[TEXTO DE LEITURA]:
E agora, quando sois escoltados por mil anjos, vós
que partis, quando fizerdes o vosso caminho connosco na presença imediata do
Pai: lembrai-vos que o cuidado mínimo que deveis ter é que Satã e o mundo vos
ponham nos seus caminhos, e que o vosso cuidado maior deve ser o de velar sobre
o vosso próprio coração. Deveis estar seguros com que corações ides no caminho,
para que não erreis e saibais o que dizeis e fazeis. O que então investis,
depositai-o sobre terra boa.
Porque nós não somos a gente que deve servir de
juízo aos outros, que deve endurecer os corações dos outros; a este ministério
nós não somos chamados, graças a Deus. Esse ministério o deixamos aos pastores
das Igrejas estabelecidas, aos ministros dedicados. Eles, talvez, terão o
dever: Endurecer o coração deste povo. Mas se o Salvador é benigno para
connosco, não nos imporá esse ministério. Vamos com gozo quando somos chamados,
mas não temos vontade de ir onde não há corações. Dai-nos corações!
A Jesus quero pintar
Morrendo Ele, para pagar
Por nós na cruz.
Levarei o que Ele ganhou
Ao mundo que Ele venceu,
Acendendo-lhe a luz.
Dai-nos corações! Trazei-nos gente que necessite de
um Salvador, que precise de salvação, a quem lhe doa o pecado, a incredulidade,
que anele algo em que crer, a quem poder ater-se, que logo se lançaria nos
braços do Pastor se só soubesse quem é o seu Pastor. Nós sabemos como Ele Se
chama, sabemos instrui-los, temos lugar para eles, e se eles forem frios como o
gelo, aquecer-se-ão, e se forem pedras, far-se-ão vivos e serão postos nos
braços do Pastor.

[MATERIAL APRESENTADO]:

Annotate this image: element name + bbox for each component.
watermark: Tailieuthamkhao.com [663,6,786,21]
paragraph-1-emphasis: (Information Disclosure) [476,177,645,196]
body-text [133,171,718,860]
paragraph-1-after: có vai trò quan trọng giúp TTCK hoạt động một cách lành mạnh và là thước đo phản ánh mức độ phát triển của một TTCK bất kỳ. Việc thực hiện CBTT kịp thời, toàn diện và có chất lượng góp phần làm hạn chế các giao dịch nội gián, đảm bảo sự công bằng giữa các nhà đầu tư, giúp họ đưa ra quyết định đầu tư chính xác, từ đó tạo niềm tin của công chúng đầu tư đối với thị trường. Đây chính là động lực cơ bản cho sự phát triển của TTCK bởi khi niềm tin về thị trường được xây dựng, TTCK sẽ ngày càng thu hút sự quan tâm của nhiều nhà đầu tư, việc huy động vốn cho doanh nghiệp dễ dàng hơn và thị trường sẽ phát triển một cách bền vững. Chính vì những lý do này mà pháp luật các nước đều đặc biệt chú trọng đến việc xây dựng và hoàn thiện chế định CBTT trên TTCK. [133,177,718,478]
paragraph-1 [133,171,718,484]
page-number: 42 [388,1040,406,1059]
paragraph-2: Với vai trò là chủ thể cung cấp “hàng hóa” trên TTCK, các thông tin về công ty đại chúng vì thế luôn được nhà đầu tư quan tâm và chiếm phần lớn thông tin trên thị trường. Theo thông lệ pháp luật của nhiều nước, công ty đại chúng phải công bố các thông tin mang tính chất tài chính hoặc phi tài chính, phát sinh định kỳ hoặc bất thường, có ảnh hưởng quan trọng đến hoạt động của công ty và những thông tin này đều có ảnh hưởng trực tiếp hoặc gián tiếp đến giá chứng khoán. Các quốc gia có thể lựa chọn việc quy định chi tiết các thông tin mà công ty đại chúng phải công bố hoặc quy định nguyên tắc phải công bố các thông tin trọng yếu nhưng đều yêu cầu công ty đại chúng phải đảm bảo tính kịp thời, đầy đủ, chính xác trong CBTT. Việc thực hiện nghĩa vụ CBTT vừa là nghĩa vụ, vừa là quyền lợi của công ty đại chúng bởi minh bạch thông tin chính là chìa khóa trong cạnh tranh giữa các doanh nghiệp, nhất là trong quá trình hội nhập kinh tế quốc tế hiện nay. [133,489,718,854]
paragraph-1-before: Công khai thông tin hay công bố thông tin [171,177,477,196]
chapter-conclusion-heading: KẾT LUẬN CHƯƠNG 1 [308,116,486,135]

[SEU OBJETIVO]: Copie do texto de leitura o trecho que começa em "Porque nós não" e segue até "corações. Dai-nos corações!", sem mudar nenhuma palavra.

[RESPOSTA FINAL]:
Porque nós não somos a gente que deve servir de
juízo aos outros, que deve endurecer os corações dos outros; a este ministério
nós não somos chamados, graças a Deus. Esse ministério o deixamos aos pastores
das Igrejas estabelecidas, aos ministros dedicados. Eles, talvez, terão o
dever: Endurecer o coração deste povo. Mas se o Salvador é benigno para
connosco, não nos imporá esse ministério. Vamos com gozo quando somos chamados,
mas não temos vontade de ir onde não há corações. Dai-nos corações!